AUSZUG:
□ □ □ □

Daddelnde Jungs
Moin Branden,
Unser Eindruck ist, dass die Jungen unerhört ablenkbar und
wahrscheinlich auch massiv triebgesteuert sind und sich selbst
in der Oberstufe im Wege stehen. Ich rede jetzt natürlich von
intelligenten Kindern, die eigentlich spielend das Abitur
machen könnten.
Die Jungen finden es außerdem offenbar „cool“, nichts mündlich
zum Unterricht beizutragen, sich nicht auf Klassenarbeiten
vorzubereiten usw. Sie wollen keine „Streber“ sein.
Aus Gesprächen mit Leuten die Jungs im betreffenden Alter haben, kann ich ebenfalls bestätigen, dass weniger die Schule, bzw. die dort vermittelten Lerninhalte „Schuld“ am Versagen vieler Jungs in der Oberstufe sind (denn diese Lerninhalte haben sich in den letzten 20 Jahren wohl nicht so wesentlich verändert), sondern tatsächlich die Einstellung der heutigen Jungs zum Lernen.
Ein Vater, der ebenfalls sowohl Jungs, als auch Mädchen hat, drückte es mal so aus:
Jungs sitzen nach der Schule zu Hause und retten in irgend welchen Computerspielen dreimal die Welt oder hübsche virtuelle Mädchen. Das ist natürlich viel cooler als Vokabeln lernen.

□ □ □ □

ÜBUNGSDATEN:

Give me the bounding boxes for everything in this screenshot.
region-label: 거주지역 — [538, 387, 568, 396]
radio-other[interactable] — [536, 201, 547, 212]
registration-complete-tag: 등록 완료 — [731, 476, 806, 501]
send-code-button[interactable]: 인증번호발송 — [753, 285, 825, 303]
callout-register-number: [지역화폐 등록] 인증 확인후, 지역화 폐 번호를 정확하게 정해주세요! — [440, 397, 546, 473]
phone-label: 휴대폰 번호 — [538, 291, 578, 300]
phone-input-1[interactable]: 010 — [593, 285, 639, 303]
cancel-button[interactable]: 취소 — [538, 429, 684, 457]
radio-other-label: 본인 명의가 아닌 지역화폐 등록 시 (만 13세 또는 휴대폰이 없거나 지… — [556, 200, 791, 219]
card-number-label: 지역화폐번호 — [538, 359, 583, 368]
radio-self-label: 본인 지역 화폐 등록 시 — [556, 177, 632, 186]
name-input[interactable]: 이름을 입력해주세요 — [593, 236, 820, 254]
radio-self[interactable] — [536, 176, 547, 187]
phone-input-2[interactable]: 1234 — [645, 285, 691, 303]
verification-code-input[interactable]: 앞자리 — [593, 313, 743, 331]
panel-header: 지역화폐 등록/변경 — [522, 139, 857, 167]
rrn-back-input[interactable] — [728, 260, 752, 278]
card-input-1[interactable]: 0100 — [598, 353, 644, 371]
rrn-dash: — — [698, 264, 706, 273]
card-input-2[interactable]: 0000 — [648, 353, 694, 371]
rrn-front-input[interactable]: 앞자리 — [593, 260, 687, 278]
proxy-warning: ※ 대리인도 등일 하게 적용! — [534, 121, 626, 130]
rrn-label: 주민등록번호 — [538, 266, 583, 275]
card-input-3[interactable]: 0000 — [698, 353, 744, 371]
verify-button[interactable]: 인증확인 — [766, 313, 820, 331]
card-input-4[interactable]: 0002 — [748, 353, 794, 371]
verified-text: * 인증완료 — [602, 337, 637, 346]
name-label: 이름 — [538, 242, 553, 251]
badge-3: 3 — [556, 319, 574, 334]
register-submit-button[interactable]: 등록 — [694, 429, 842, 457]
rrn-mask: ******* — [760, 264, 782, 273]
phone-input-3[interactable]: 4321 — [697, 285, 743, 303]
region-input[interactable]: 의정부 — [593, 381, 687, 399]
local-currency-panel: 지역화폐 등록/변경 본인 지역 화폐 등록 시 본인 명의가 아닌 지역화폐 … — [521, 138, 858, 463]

□ □ □ □

AUFGABENSTELLUNG: Welche Begründung nennt der Auszug dafür, dass nicht die schulischen Lerninhalte die Hauptschuld am Versagen vieler Jungen in der Oberstufe tragen? Geben Sie diese Begründung in ein bis zwei Sätzen wieder.

LÖSUNG: Laut Auszug haben sich die Lerninhalte in den letzten 20 Jahren wohl nicht wesentlich verändert. Daher sieht er die eigentliche Ursache in der Einstellung der heutigen Jungen zum Lernen.